Work required:
Look through the records below and collect all lines that hold the string "name".

Material to process:
* * * * * * *

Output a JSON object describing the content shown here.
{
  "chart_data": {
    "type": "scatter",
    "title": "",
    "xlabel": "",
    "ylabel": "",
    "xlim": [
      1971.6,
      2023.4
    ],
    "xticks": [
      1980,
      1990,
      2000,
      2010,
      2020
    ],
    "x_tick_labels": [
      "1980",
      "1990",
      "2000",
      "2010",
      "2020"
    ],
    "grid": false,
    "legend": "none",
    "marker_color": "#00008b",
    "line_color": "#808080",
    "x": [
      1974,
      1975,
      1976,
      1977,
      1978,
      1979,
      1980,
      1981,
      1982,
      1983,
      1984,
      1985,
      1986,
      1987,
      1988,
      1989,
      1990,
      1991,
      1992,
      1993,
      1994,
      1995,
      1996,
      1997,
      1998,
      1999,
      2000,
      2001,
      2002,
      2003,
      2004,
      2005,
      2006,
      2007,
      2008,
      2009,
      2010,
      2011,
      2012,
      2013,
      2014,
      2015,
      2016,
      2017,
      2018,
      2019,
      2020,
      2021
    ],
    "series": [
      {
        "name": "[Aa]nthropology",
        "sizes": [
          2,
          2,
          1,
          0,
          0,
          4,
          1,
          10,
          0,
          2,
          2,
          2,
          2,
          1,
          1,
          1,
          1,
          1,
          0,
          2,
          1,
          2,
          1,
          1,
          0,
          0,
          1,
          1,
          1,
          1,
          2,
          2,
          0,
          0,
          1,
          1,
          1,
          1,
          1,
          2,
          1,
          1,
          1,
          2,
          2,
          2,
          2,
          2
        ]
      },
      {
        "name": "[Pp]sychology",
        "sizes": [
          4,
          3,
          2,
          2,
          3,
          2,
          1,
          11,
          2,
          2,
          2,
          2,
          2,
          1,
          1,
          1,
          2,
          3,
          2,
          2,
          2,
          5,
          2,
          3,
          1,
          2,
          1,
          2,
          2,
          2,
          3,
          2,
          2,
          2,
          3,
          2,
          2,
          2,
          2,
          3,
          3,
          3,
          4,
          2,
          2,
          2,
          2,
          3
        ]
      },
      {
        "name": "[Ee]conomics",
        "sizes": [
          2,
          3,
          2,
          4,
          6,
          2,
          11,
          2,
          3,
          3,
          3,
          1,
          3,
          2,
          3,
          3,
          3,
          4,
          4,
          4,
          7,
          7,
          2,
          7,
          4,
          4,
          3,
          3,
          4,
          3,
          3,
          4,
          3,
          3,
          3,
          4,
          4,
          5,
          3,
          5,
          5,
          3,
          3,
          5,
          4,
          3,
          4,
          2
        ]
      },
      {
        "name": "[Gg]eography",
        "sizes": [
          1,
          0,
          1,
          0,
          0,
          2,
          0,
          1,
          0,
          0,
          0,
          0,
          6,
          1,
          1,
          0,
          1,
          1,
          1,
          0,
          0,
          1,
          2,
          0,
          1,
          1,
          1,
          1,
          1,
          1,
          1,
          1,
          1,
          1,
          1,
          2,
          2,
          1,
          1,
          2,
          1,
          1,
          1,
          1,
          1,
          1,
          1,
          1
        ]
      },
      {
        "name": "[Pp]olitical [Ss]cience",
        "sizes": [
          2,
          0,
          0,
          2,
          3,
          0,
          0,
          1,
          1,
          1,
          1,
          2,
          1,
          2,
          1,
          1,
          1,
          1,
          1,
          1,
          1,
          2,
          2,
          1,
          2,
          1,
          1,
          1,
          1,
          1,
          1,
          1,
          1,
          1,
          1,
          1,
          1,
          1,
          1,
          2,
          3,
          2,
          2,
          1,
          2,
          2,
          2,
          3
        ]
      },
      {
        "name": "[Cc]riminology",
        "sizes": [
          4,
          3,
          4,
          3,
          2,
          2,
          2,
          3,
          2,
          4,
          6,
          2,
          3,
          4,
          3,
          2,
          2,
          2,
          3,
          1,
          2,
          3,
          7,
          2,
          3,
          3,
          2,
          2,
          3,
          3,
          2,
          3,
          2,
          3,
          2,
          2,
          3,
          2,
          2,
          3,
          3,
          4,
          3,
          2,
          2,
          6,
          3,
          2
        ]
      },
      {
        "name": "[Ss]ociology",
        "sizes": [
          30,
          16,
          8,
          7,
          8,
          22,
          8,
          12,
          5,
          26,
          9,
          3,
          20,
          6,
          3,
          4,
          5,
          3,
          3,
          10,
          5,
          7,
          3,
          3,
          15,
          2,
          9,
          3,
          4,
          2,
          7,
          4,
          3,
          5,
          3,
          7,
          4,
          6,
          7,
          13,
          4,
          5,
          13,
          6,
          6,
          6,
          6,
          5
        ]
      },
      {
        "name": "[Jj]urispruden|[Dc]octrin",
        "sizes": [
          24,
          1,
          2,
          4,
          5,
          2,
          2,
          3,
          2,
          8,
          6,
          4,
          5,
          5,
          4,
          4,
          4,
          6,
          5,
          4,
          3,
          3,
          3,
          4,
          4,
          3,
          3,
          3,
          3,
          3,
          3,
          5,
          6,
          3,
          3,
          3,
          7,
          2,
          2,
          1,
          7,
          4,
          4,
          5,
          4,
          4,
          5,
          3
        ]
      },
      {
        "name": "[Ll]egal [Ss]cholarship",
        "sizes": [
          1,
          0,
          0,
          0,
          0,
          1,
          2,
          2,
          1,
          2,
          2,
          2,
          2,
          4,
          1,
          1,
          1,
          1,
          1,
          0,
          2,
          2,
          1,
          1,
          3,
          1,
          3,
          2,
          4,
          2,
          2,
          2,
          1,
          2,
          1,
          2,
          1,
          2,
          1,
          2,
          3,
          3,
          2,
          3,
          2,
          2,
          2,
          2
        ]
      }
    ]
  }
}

* * * * * * *

Task answer:
        "name": "[Aa]nthropology",
        "name": "[Pp]sychology",
        "name": "[Ee]conomics",
        "name": "[Gg]eography",
        "name": "[Pp]olitical [Ss]cience",
        "name": "[Cc]riminology",
        "name": "[Ss]ociology",
        "name": "[Jj]urispruden|[Dc]octrin",
        "name": "[Ll]egal [Ss]cholarship",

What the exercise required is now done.